Records excerpted from a collection
--

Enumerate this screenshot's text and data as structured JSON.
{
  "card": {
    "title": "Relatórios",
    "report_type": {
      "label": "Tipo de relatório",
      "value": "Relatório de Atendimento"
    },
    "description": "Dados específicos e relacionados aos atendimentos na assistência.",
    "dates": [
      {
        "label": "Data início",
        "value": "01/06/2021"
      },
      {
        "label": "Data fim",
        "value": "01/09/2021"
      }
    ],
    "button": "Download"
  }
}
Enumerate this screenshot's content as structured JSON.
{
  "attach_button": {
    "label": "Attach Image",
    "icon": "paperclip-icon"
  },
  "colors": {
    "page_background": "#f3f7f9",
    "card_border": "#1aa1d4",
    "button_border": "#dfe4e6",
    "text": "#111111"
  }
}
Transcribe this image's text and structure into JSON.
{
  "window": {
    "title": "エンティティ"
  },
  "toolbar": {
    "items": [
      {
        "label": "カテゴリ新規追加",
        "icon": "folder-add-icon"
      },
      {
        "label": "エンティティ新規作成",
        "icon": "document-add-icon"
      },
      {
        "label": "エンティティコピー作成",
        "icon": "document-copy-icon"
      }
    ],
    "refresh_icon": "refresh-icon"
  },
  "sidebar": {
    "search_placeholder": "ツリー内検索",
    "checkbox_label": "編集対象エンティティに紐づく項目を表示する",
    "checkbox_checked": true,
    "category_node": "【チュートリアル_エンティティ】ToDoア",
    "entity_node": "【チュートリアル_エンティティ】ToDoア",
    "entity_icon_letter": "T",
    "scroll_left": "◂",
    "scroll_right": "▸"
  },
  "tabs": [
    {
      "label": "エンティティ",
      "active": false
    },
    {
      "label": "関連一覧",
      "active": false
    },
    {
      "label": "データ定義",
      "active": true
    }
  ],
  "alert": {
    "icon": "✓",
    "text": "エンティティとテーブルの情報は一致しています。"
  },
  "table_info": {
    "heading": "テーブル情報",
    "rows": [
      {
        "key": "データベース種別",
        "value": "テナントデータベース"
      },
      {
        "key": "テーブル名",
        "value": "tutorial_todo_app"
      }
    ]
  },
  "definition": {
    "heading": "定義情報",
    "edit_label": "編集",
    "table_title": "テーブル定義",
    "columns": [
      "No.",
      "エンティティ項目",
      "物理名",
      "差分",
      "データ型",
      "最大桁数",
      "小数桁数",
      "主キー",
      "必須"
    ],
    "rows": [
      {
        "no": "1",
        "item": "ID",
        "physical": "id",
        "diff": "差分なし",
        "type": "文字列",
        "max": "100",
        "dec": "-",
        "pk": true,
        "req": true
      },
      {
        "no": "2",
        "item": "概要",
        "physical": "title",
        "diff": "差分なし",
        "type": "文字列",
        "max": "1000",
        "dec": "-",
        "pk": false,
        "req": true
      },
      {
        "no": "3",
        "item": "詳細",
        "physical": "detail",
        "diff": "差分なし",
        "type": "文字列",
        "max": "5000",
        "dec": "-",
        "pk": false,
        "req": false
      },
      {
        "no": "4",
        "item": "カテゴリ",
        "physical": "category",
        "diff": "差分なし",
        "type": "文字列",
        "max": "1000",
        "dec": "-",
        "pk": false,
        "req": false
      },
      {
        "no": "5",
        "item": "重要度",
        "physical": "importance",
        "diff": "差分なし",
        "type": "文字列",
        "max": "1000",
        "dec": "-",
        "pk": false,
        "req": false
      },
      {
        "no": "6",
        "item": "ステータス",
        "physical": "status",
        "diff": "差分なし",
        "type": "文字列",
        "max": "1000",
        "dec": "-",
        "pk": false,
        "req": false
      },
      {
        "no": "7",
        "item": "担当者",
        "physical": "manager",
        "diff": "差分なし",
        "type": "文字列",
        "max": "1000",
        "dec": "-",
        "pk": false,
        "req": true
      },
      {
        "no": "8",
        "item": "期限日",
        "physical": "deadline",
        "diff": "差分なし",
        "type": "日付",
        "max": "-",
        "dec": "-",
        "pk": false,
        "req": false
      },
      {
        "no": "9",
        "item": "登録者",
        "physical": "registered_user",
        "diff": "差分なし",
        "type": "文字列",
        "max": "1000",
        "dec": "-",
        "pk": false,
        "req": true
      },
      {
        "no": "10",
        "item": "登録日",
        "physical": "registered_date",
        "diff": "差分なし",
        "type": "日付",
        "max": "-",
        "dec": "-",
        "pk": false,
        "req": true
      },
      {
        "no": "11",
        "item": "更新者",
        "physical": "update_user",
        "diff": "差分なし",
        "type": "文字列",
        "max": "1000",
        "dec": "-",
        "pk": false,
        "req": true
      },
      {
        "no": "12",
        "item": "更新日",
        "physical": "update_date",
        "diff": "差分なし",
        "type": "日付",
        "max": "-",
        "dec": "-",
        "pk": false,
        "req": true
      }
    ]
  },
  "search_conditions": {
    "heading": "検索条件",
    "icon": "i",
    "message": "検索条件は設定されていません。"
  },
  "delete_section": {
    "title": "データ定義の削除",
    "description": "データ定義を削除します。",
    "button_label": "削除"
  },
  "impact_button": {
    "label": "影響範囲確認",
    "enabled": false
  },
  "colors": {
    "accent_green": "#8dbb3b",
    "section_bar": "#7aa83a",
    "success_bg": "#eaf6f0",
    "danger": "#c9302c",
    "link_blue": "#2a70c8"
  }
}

--

=== Problem requirements ===
Reproduce all of the records exactly.

=== Solved exercise ===
Enumerate this screenshot's text and data as structured JSON.
{
  "card": {
    "title": "Relatórios",
    "report_type": {
      "label": "Tipo de relatório",
      "value": "Relatório de Atendimento"
    },
    "description": "Dados específicos e relacionados aos atendimentos na assistência.",
    "dates": [
      {
        "label": "Data início",
        "value": "01/06/2021"
      },
      {
        "label": "Data fim",
        "value": "01/09/2021"
      }
    ],
    "button": "Download"
  }
}
Enumerate this screenshot's content as structured JSON.
{
  "attach_button": {
    "label": "Attach Image",
    "icon": "paperclip-icon"
  },
  "colors": {
    "page_background": "#f3f7f9",
    "card_border": "#1aa1d4",
    "button_border": "#dfe4e6",
    "text": "#111111"
  }
}
Transcribe this image's text and structure into JSON.
{
  "window": {
    "title": "エンティティ"
  },
  "toolbar": {
    "items": [
      {
        "label": "カテゴリ新規追加",
        "icon": "folder-add-icon"
      },
      {
        "label": "エンティティ新規作成",
        "icon": "document-add-icon"
      },
      {
        "label": "エンティティコピー作成",
        "icon": "document-copy-icon"
      }
    ],
    "refresh_icon": "refresh-icon"
  },
  "sidebar": {
    "search_placeholder": "ツリー内検索",
    "checkbox_label": "編集対象エンティティに紐づく項目を表示する",
    "checkbox_checked": true,
    "category_node": "【チュートリアル_エンティティ】ToDoア",
    "entity_node": "【チュートリアル_エンティティ】ToDoア",
    "entity_icon_letter": "T",
    "scroll_left": "◂",
    "scroll_right": "▸"
  },
  "tabs": [
    {
      "label": "エンティティ",
      "active": false
    },
    {
      "label": "関連一覧",
      "active": false
    },
    {
      "label": "データ定義",
      "active": true
    }
  ],
  "alert": {
    "icon": "✓",
    "text": "エンティティとテーブルの情報は一致しています。"
  },
  "table_info": {
    "heading": "テーブル情報",
    "rows": [
      {
        "key": "データベース種別",
        "value": "テナントデータベース"
      },
      {
        "key": "テーブル名",
        "value": "tutorial_todo_app"
      }
    ]
  },
  "definition": {
    "heading": "定義情報",
    "edit_label": "編集",
    "table_title": "テーブル定義",
    "columns": [
      "No.",
      "エンティティ項目",
      "物理名",
      "差分",
      "データ型",
      "最大桁数",
      "小数桁数",
      "主キー",
      "必須"
    ],
    "rows": [
      {
        "no": "1",
        "item": "ID",
        "physical": "id",
        "diff": "差分なし",
        "type": "文字列",
        "max": "100",
        "dec": "-",
        "pk": true,
        "req": true
      },
      {
        "no": "2",
        "item": "概要",
        "physical": "title",
        "diff": "差分なし",
        "type": "文字列",
        "max": "1000",
        "dec": "-",
        "pk": false,
        "req": true
      },
      {
        "no": "3",
        "item": "詳細",
        "physical": "detail",
        "diff": "差分なし",
        "type": "文字列",
        "max": "5000",
        "dec": "-",
        "pk": false,
        "req": false
      },
      {
        "no": "4",
        "item": "カテゴリ",
        "physical": "category",
        "diff": "差分なし",
        "type": "文字列",
        "max": "1000",
        "dec": "-",
        "pk": false,
        "req": false
      },
      {
        "no": "5",
        "item": "重要度",
        "physical": "importance",
        "diff": "差分なし",
        "type": "文字列",
        "max": "1000",
        "dec": "-",
        "pk": false,
        "req": false
      },
      {
        "no": "6",
        "item": "ステータス",
        "physical": "status",
        "diff": "差分なし",
        "type": "文字列",
        "max": "1000",
        "dec": "-",
        "pk": false,
        "req": false
      },
      {
        "no": "7",
        "item": "担当者",
        "physical": "manager",
        "diff": "差分なし",
        "type": "文字列",
        "max": "1000",
        "dec": "-",
        "pk": false,
        "req": true
      },
      {
        "no": "8",
        "item": "期限日",
        "physical": "deadline",
        "diff": "差分なし",
        "type": "日付",
        "max": "-",
        "dec": "-",
        "pk": false,
        "req": false
      },
      {
        "no": "9",
        "item": "登録者",
        "physical": "registered_user",
        "diff": "差分なし",
        "type": "文字列",
        "max": "1000",
        "dec": "-",
        "pk": false,
        "req": true
      },
      {
        "no": "10",
        "item": "登録日",
        "physical": "registered_date",
        "diff": "差分なし",
        "type": "日付",
        "max": "-",
        "dec": "-",
        "pk": false,
        "req": true
      },
      {
        "no": "11",
        "item": "更新者",
        "physical": "update_user",
        "diff": "差分なし",
        "type": "文字列",
        "max": "1000",
        "dec": "-",
        "pk": false,
        "req": true
      },
      {
        "no": "12",
        "item": "更新日",
        "physical": "update_date",
        "diff": "差分なし",
        "type": "日付",
        "max": "-",
        "dec": "-",
        "pk": false,
        "req": true
      }
    ]
  },
  "search_conditions": {
    "heading": "検索条件",
    "icon": "i",
    "message": "検索条件は設定されていません。"
  },
  "delete_section": {
    "title": "データ定義の削除",
    "description": "データ定義を削除します。",
    "button_label": "削除"
  },
  "impact_button": {
    "label": "影響範囲確認",
    "enabled": false
  },
  "colors": {
    "accent_green": "#8dbb3b",
    "section_bar": "#7aa83a",
    "success_bg": "#eaf6f0",
    "danger": "#c9302c",
    "link_blue": "#2a70c8"
  }
}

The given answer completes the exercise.